▸ EXERCISE GOAL
In the material below, list every line carrying the string "than".

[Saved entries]
<<<<

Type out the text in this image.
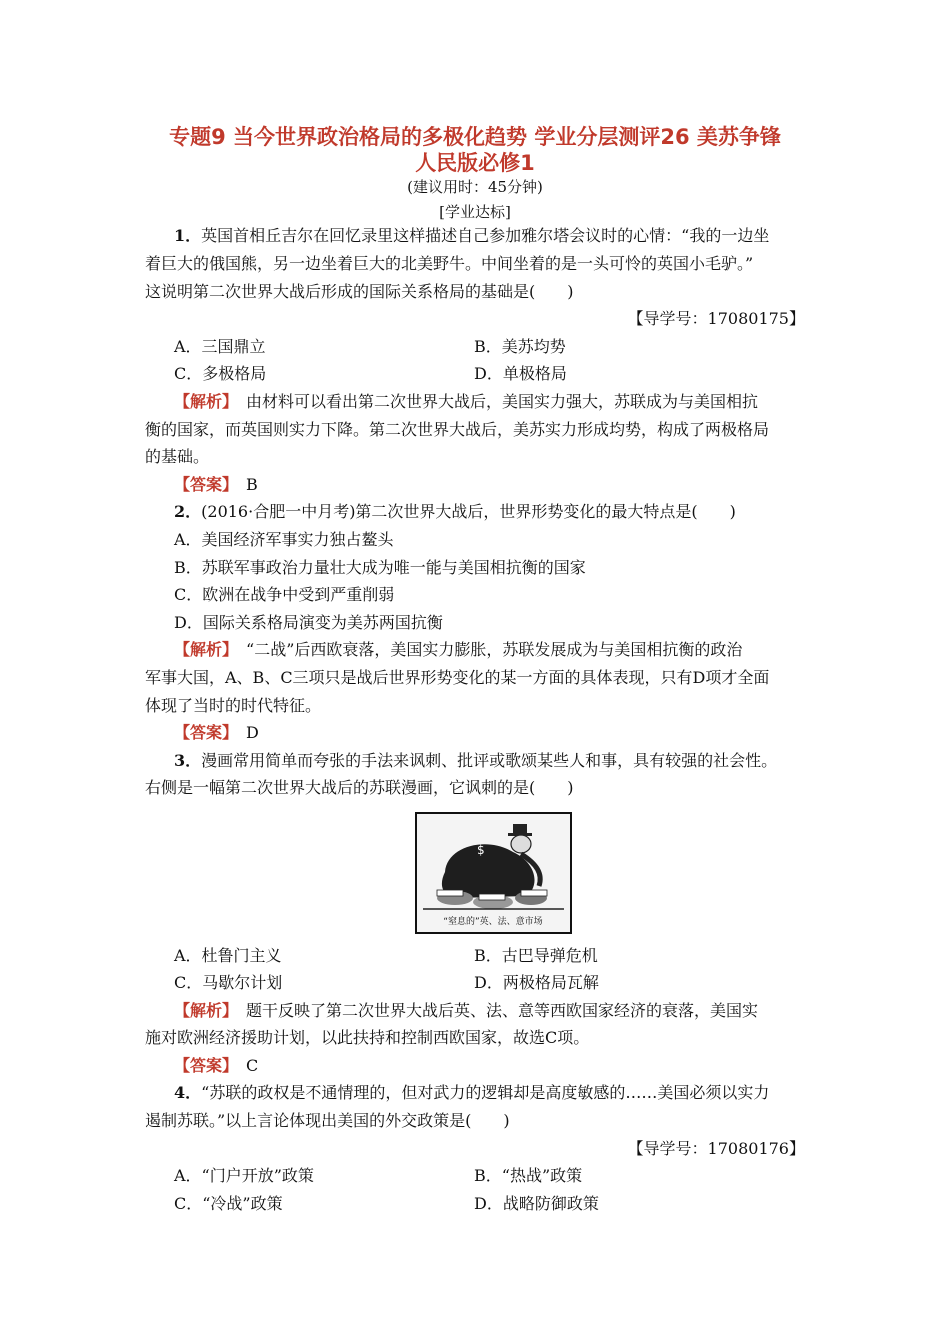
专题9 当今世界政治格局的多极化趋势 学业分层测评26 美苏争锋
人民版必修1
(建议用时：45分钟)
[学业达标]
1．英国首相丘吉尔在回忆录里这样描述自己参加雅尔塔会议时的心情：“我的一边坐
着巨大的俄国熊，另一边坐着巨大的北美野牛。中间坐着的是一头可怜的英国小毛驴。”
这说明第二次世界大战后形成的国际关系格局的基础是(　　)
【导学号：17080175】
A．三国鼎立	B．美苏均势
C．多极格局	D．单极格局
【解析】　由材料可以看出第二次世界大战后，美国实力强大，苏联成为与美国相抗
衡的国家，而英国则实力下降。第二次世界大战后，美苏实力形成均势，构成了两极格局
的基础。
【答案】　B
2．(2016·合肥一中月考)第二次世界大战后，世界形势变化的最大特点是(　　)
A．美国经济军事实力独占鳌头
B．苏联军事政治力量壮大成为唯一能与美国相抗衡的国家
C．欧洲在战争中受到严重削弱
D．国际关系格局演变为美苏两国抗衡
【解析】　“二战”后西欧衰落，美国实力膨胀，苏联发展成为与美国相抗衡的政治
军事大国，A、B、C三项只是战后世界形势变化的某一方面的具体表现，只有D项才全面
体现了当时的时代特征。
【答案】　D
3．漫画常用简单而夸张的手法来讽刺、批评或歌颂某些人和事，具有较强的社会性。
右侧是一幅第二次世界大战后的苏联漫画，它讽刺的是(　　)
$
“窒息的”英、法、意市场
A．杜鲁门主义	B．古巴导弹危机
C．马歇尔计划	D．两极格局瓦解
【解析】　题干反映了第二次世界大战后英、法、意等西欧国家经济的衰落，美国实
施对欧洲经济援助计划，以此扶持和控制西欧国家，故选C项。
【答案】　C
4．“苏联的政权是不通情理的，但对武力的逻辑却是高度敏感的……美国必须以实力
遏制苏联。”以上言论体现出美国的外交政策是(　　)
【导学号：17080176】
A．“门户开放”政策	B．“热战”政策
C．“冷战”政策	D．战略防御政策
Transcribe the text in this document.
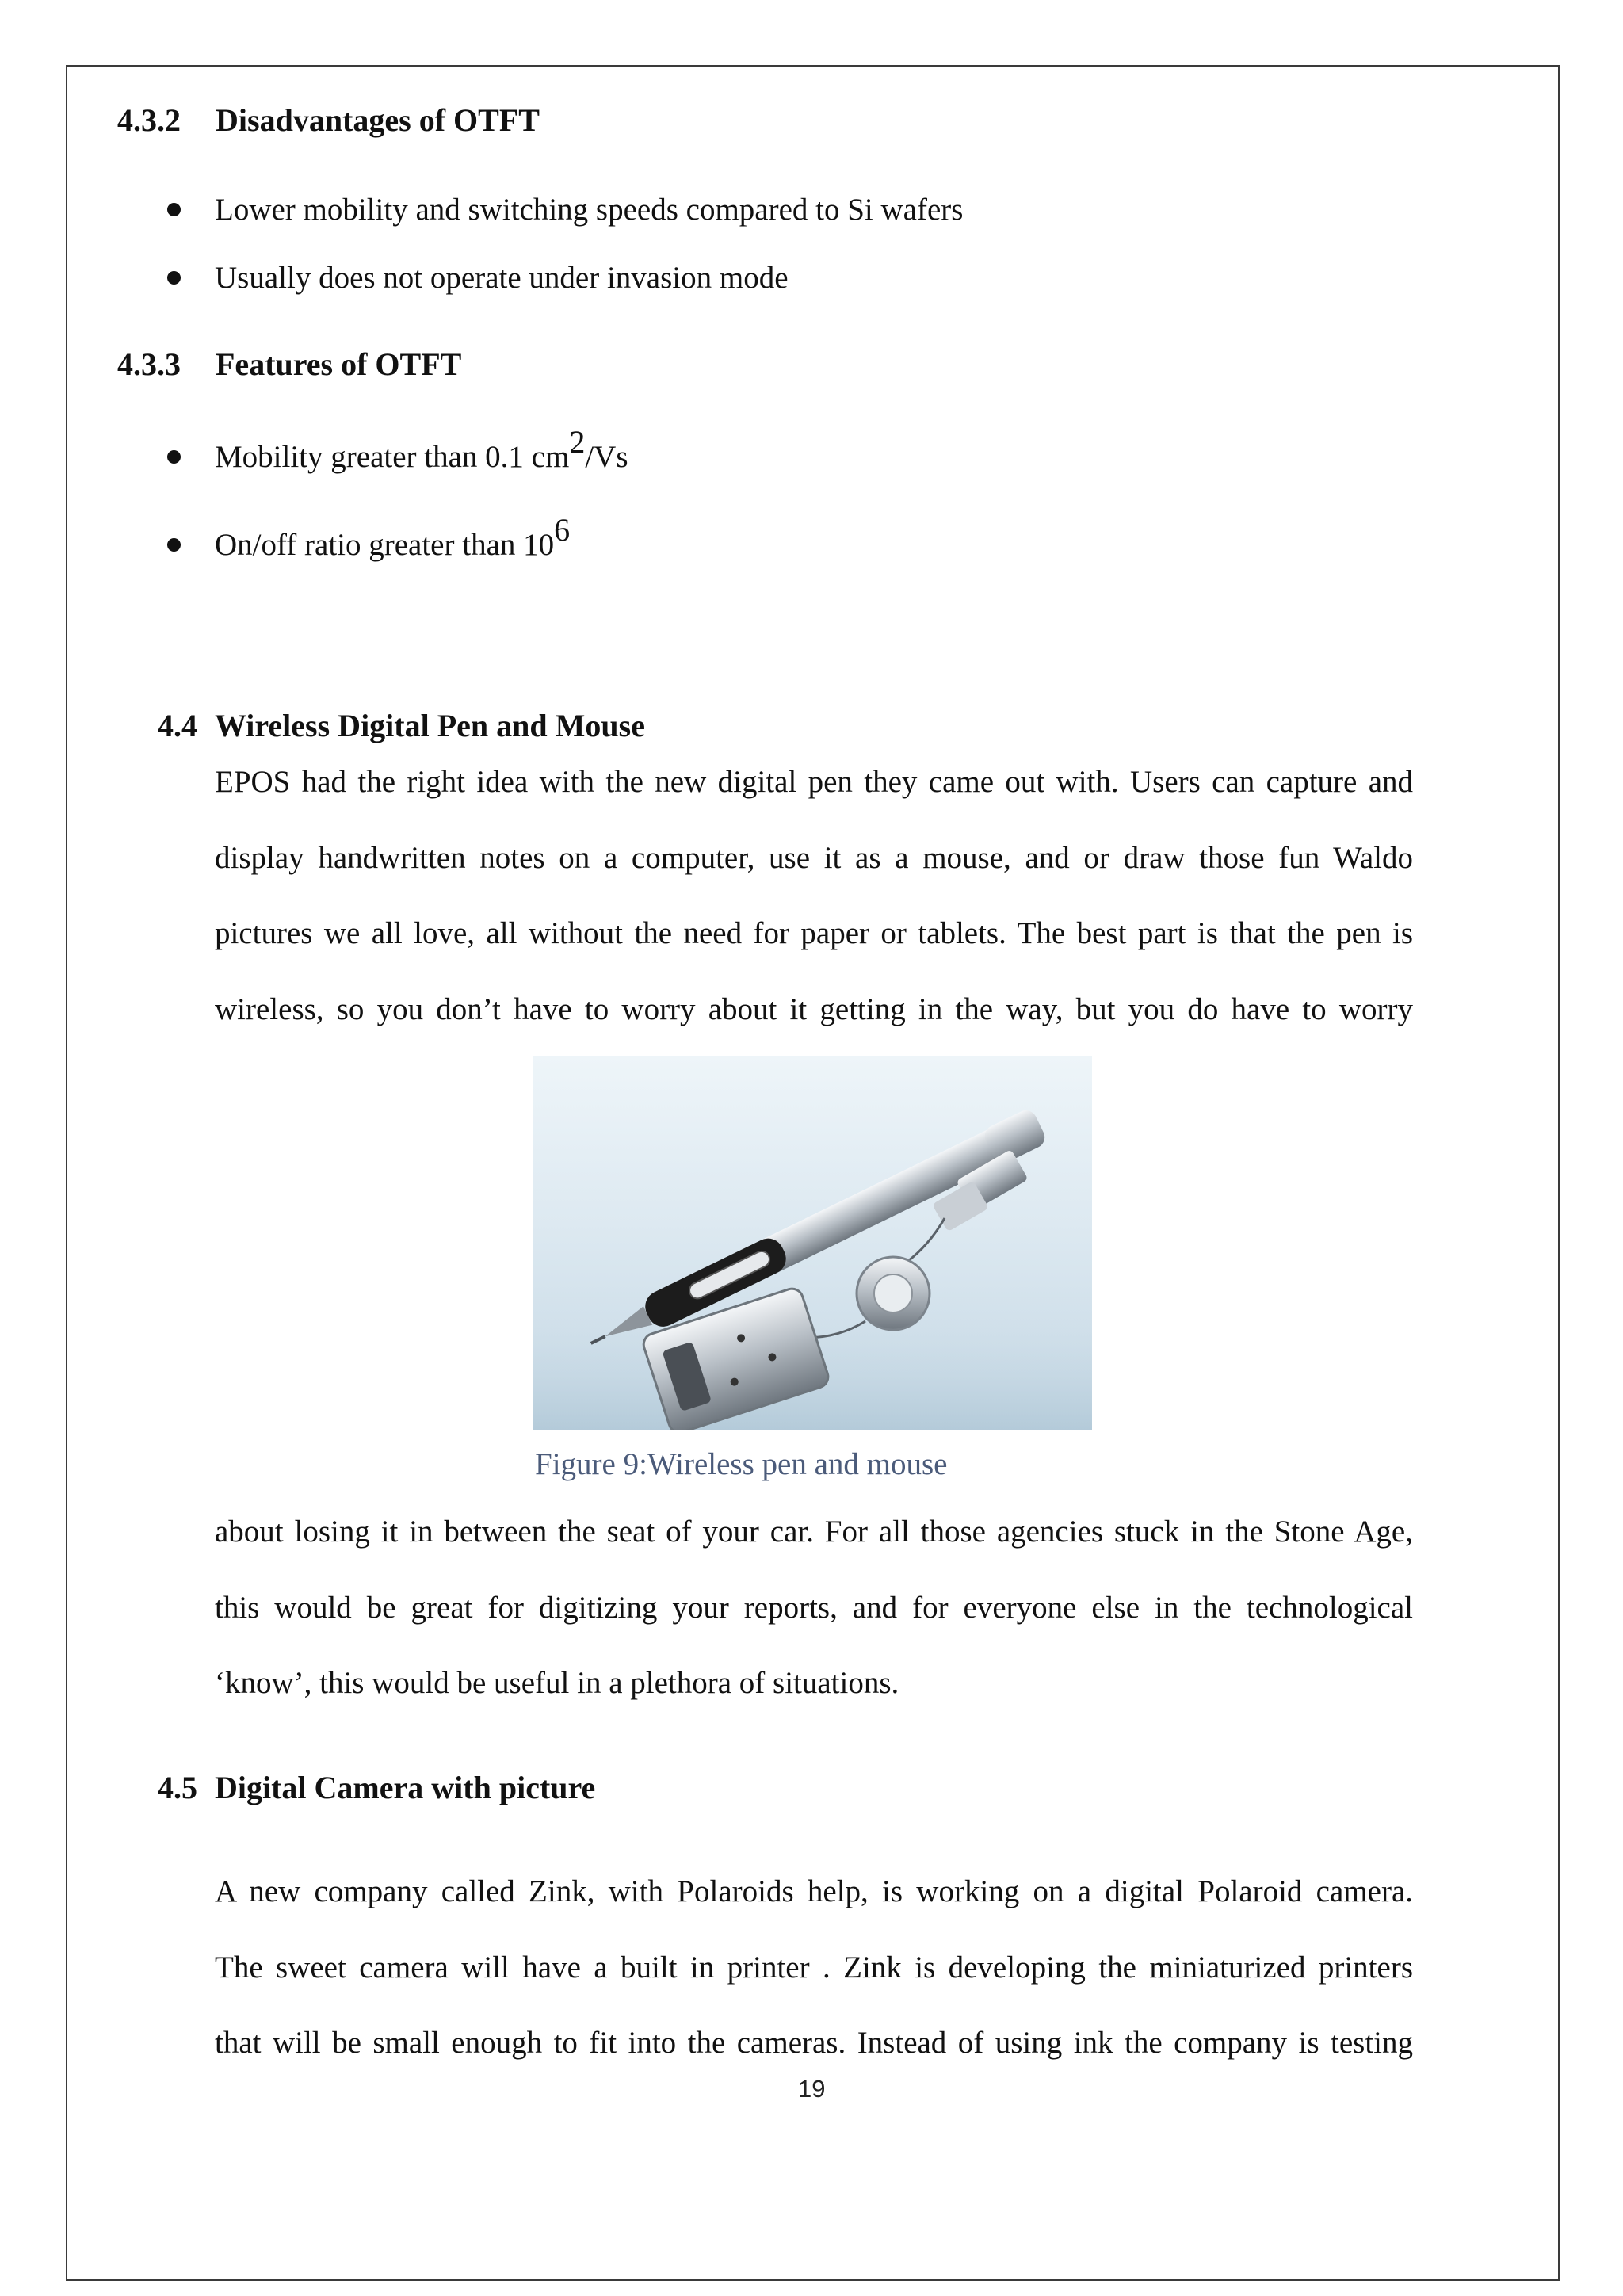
4.3.2 Disadvantages of OTFT
Lower mobility and switching speeds compared to Si wafers
Usually does not operate under invasion mode
4.3.3 Features of OTFT
Mobility greater than 0.1 $cm^2/Vs$
On/off ratio greater than $10^6$
4.4 Wireless Digital Pen and Mouse
EPOS had the right idea with the new digital pen they came out with. Users can capture and
display handwritten notes on a computer, use it as a mouse, and or draw those fun Waldo
pictures we all love, all without the need for paper or tablets. The best part is that the pen is
wireless, so you don’t have to worry about it getting in the way, but you do have to worry
Figure 9:Wireless pen and mouse
about losing it in between the seat of your car. For all those agencies stuck in the Stone Age,
this would be great for digitizing your reports, and for everyone else in the technological
‘know’, this would be useful in a plethora of situations.
4.5 Digital Camera with picture
A new company called Zink, with Polaroids help, is working on a digital Polaroid camera.
The sweet camera will have a built in printer . Zink is developing the miniaturized printers
that will be small enough to fit into the cameras. Instead of using ink the company is testing
19
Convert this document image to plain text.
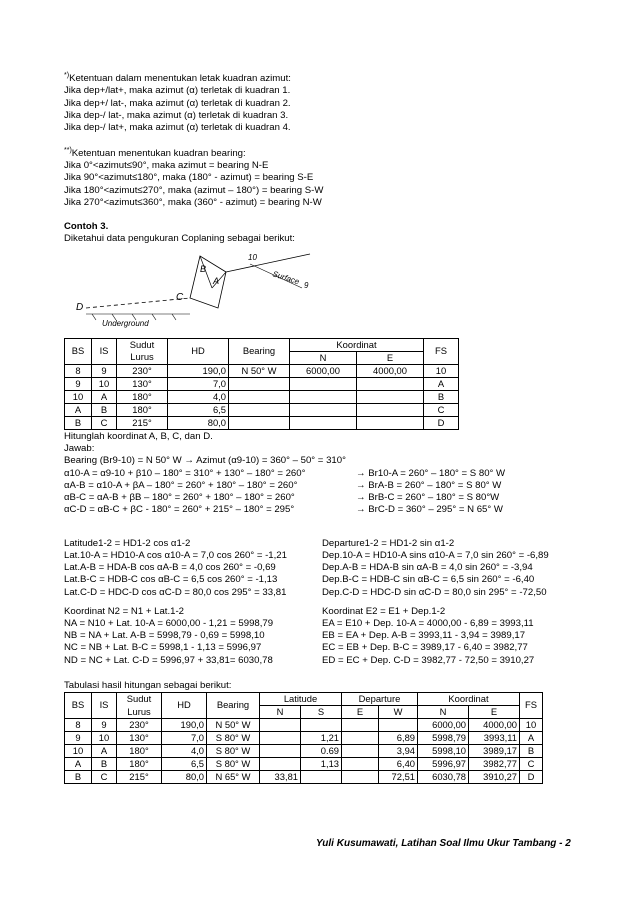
*)Ketentuan dalam menentukan letak kuadran azimut:

Jika dep+/lat+, maka azimut (α) terletak di kuadran 1.

Jika dep+/ lat-, maka azimut (α) terletak di kuadran 2.

Jika dep-/ lat-, maka azimut (α) terletak di kuadran 3.

Jika dep-/ lat+, maka azimut (α) terletak di kuadran 4.

**)Ketentuan menentukan kuadran bearing:

Jika 0°<azimut≤90°, maka azimut = bearing N-E

Jika 90°<azimut≤180°, maka (180° - azimut) = bearing S-E

Jika 180°<azimut≤270°, maka (azimut – 180°) = bearing S-W

Jika 270°<azimut≤360°, maka (360° - azimut) = bearing N-W

Contoh 3.

Diketahui data pengukuran Coplaning sebagai berikut:

D
C
B
A
10
9
Surface
Underground
BS	IS	Sudut	HD	Bearing	Koordinat		FS
		Lurus			N	E	
8	9	230°	190,0	N 50° W	6000,00	4000,00	10
9	10	130°	7,0				A
10	A	180°	4,0				B
A	B	180°	6,5				C
B	C	215°	80,0				D

Hitunglah koordinat A, B, C, dan D.

Jawab:

Bearing (Br9-10) = N 50° W → Azimut (α9-10) = 360° – 50° = 310°

α10-A = α9-10 + β10 – 180° = 310° + 130° – 180° = 260°

αA-B = α10-A + βA – 180° = 260° + 180° – 180° = 260°

αB-C = αA-B + βB – 180° = 260° + 180° – 180° = 260°

αC-D = αB-C + βC - 180° = 260° + 215° – 180° = 295°

→ Br10-A = 260° – 180° = S 80° W

→ BrA-B = 260° – 180° = S 80° W

→ BrB-C = 260° – 180° = S 80°W

→ BrC-D = 360° – 295° = N 65° W

Latitude1-2 = HD1-2 cos α1-2

Lat.10-A = HD10-A cos α10-A = 7,0 cos 260° = -1,21

Lat.A-B = HDA-B cos αA-B = 4,0 cos 260° = -0,69

Lat.B-C = HDB-C cos αB-C = 6,5 cos 260° = -1,13

Lat.C-D = HDC-D cos αC-D = 80,0 cos 295° = 33,81

Departure1-2 = HD1-2 sin α1-2

Dep.10-A = HD10-A sins α10-A = 7,0 sin 260° = -6,89

Dep.A-B = HDA-B sin αA-B = 4,0 sin 260° = -3,94

Dep.B-C = HDB-C sin αB-C = 6,5 sin 260° = -6,40

Dep.C-D = HDC-D sin αC-D = 80,0 sin 295° = -72,50

Koordinat N2 = N1 + Lat.1-2

NA = N10 + Lat. 10-A = 6000,00 - 1,21 = 5998,79

NB = NA + Lat. A-B = 5998,79 - 0,69 = 5998,10

NC = NB + Lat. B-C = 5998,1 - 1,13 = 5996,97

ND = NC + Lat. C-D = 5996,97 + 33,81= 6030,78

Koordinat E2 = E1 + Dep.1-2

EA = E10 + Dep. 10-A = 4000,00 - 6,89 = 3993,11

EB = EA + Dep. A-B = 3993,11 - 3,94 = 3989,17

EC = EB + Dep. B-C = 3989,17 - 6,40 = 3982,77

ED = EC + Dep. C-D = 3982,77 - 72,50 = 3910,27

Tabulasi hasil hitungan sebagai berikut:

BS	IS	Sudut	HD	Bearing	Latitude		Departure		Koordinat		FS
		Lurus			N	S	E	W	N	E	
8	9	230°	190,0	N 50° W					6000,00	4000,00	10
9	10	130°	7,0	S 80° W		1,21		6,89	5998,79	3993,11	A
10	A	180°	4,0	S 80° W		0.69		3,94	5998,10	3989,17	B
A	B	180°	6,5	S 80° W		1,13		6,40	5996,97	3982,77	C
B	C	215°	80,0	N 65° W	33,81			72,51	6030,78	3910,27	D
Yuli Kusumawati, Latihan Soal Ilmu Ukur Tambang - 2
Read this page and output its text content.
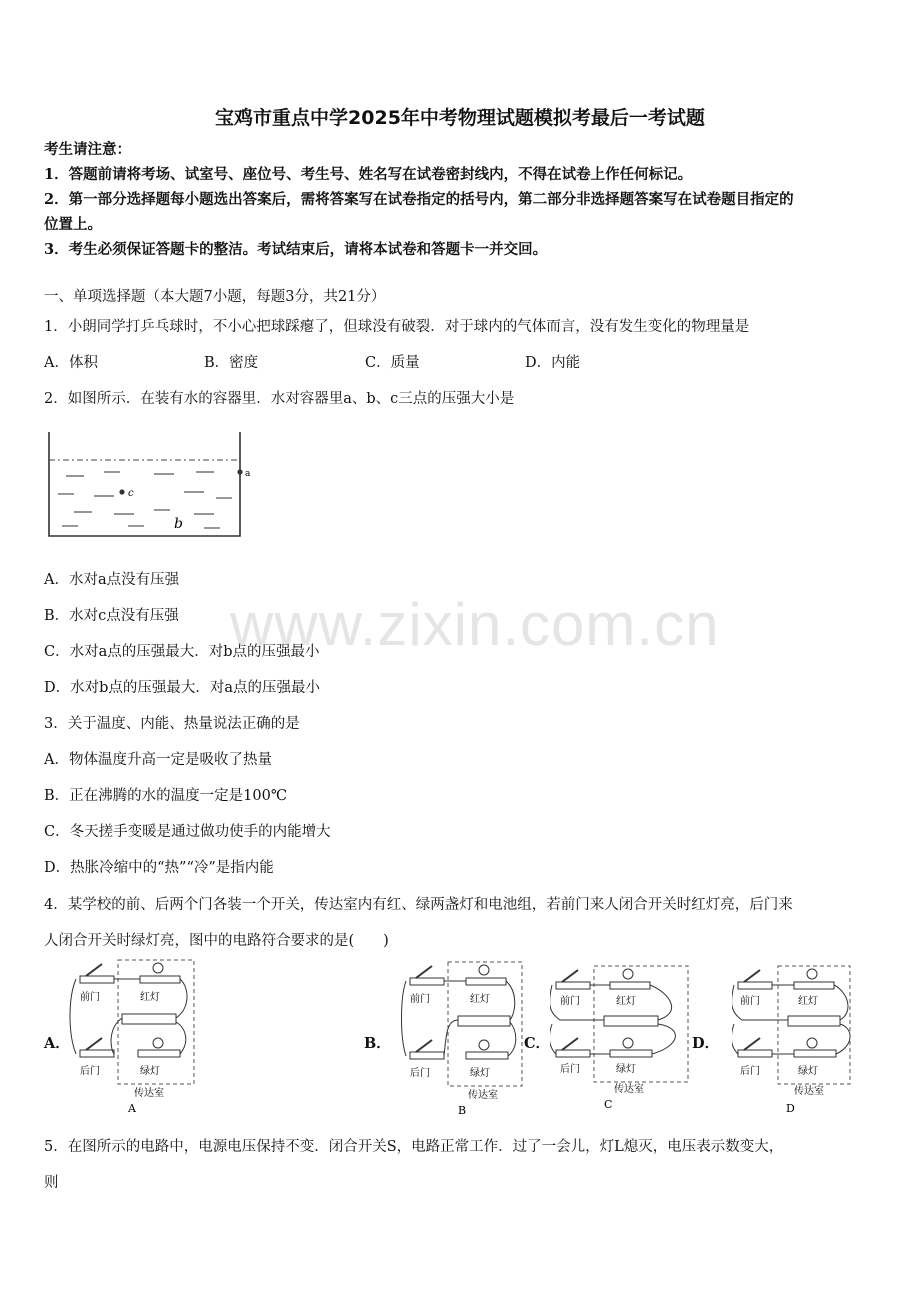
宝鸡市重点中学2025年中考物理试题模拟考最后一考试题
考生请注意：
1．答题前请将考场、试室号、座位号、考生号、姓名写在试卷密封线内，不得在试卷上作任何标记。
2．第一部分选择题每小题选出答案后，需将答案写在试卷指定的括号内，第二部分非选择题答案写在试卷题目指定的
位置上。
3．考生必须保证答题卡的整洁。考试结束后，请将本试卷和答题卡一并交回。
一、单项选择题（本大题7小题，每题3分，共21分）
1．小朗同学打乒乓球时，不小心把球踩瘪了，但球没有破裂．对于球内的气体而言，没有发生变化的物理量是
A．体积	B．密度	C．质量	D．内能
2．如图所示．在装有水的容器里．水对容器里a、b、c三点的压强大小是
a
c
b
A．水对a点没有压强
B．水对c点没有压强
C．水对a点的压强最大．对b点的压强最小
D．水对b点的压强最大．对a点的压强最小
3．关于温度、内能、热量说法正确的是
A．物体温度升高一定是吸收了热量
B．正在沸腾的水的温度一定是100℃
C．冬天搓手变暖是通过做功使手的内能增大
D．热胀冷缩中的“热”“冷”是指内能
4．某学校的前、后两个门各装一个开关，传达室内有红、绿两盏灯和电池组，若前门来人闭合开关时红灯亮，后门来
人闭合开关时绿灯亮，图中的电路符合要求的是(　　)
A．	B．	C．	D．
前门	红灯
后门	绿灯
传达室
A
前门	红灯
后门	绿灯
传达室
B
前门	红灯
后门	绿灯
传达室
C
前门	红灯
后门	绿灯
传达室
D
5．在图所示的电路中，电源电压保持不变．闭合开关S，电路正常工作．过了一会儿，灯L熄灭，电压表示数变大，
则
www.zixin.com.cn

>>>>

▸ SOLVED PROBLEM
Mobility greater than 0.1 $cm^2/Vs$
On/off ratio greater than $10^6$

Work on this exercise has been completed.